Brief
Reproduce word for word the portion of the reflective piece below from "What if the" to "People thanked me.".

## BEGIN Text segment

My mind kept drifting back to work.

Every time I noticed it happening,
I thought,
“Ugh… I don’t want this.”

I wanted to stay still,
to stop thinking,
to focus only on Joe’s words
flowing from the video—
Joe Dispenza speaking calmly in my ears.

But somehow,
my mind wouldn’t settle.

At times like this,
it feels like movement is what’s needed.

Not trying to solve everything inside my head,
but physically taking one step forward.


Lately,
I’ve found a way of spending mornings that I really love.

I leave the room dark,
use my phone flashlight to illuminate a book,
turn on the heater,
sit on the bed,
and read quietly.

A book by Naomi Takayama.

She writes books,
cooks,
goes shopping,
meets up with work friends.

Just reading about her life,
you can feel the gentleness of her days.

Ah…
this is exactly the kind of life I want.

“Who you are today creates your reality.”

…Right.


At work,
I was assigned to lead a study session.

At first,
I planned to make it as simple as possible.

I thought,
“These things are easier if you prepare something basic quickly and get it over with.”

I chose lower back pain as the topic,
roughly imagined the flow,
and decided it would be a Q&A-style session.

At first,
I was thinking only about making it easy on myself.

But then another thought appeared.

What if I ask for questions…
and nobody responds?

What if the distance between me and everyone else
becomes painfully obvious?

(Especially since I’d already started making slides.)

And yet,
questions unexpectedly started arriving directly to me.

People thanked me.

And hearing that—
hearing “thank you”—
made me happy.

Then I started thinking:

“If I’m doing this,
I want it to truly help people.”

So during little breaks in the day,
I kept researching things,
working on materials,
adjusting slides.

Ah…

This wasn’t supposed to happen.

And still,
I guess this is who I am.

## END Text segment
## BEGIN Dataset content

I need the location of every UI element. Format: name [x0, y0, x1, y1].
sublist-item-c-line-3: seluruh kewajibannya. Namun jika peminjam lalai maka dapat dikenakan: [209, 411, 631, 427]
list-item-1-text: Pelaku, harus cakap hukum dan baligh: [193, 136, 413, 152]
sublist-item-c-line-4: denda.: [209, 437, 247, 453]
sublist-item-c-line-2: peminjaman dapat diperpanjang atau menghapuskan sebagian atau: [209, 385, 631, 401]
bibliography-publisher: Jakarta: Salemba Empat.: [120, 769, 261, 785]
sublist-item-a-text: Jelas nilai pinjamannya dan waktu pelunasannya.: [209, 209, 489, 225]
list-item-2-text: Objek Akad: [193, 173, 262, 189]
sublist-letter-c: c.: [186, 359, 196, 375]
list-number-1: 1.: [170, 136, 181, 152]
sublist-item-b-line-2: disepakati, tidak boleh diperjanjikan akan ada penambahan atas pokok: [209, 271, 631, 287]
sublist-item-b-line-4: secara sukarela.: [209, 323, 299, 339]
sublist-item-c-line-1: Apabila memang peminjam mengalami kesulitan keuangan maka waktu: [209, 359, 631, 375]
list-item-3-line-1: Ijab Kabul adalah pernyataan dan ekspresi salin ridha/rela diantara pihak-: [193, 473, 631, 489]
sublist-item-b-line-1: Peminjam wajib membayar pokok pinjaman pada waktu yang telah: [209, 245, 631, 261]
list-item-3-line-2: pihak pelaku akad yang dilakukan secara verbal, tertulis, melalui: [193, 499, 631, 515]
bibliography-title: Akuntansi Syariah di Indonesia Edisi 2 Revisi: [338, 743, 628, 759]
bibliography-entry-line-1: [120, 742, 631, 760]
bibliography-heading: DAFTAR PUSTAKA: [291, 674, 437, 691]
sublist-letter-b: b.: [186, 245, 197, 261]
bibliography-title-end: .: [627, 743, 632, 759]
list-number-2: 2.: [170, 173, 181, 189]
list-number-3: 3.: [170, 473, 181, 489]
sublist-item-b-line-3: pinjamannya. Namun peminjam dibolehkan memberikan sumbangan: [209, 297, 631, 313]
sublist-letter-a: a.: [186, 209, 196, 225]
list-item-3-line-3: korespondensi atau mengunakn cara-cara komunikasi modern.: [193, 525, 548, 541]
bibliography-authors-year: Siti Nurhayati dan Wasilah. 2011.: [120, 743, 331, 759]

## END Dataset content

Solution
What if the distance between me and everyone else
becomes painfully obvious?

(Especially since I’d already started making slides.)

And yet,
questions unexpectedly started arriving directly to me.

People thanked me.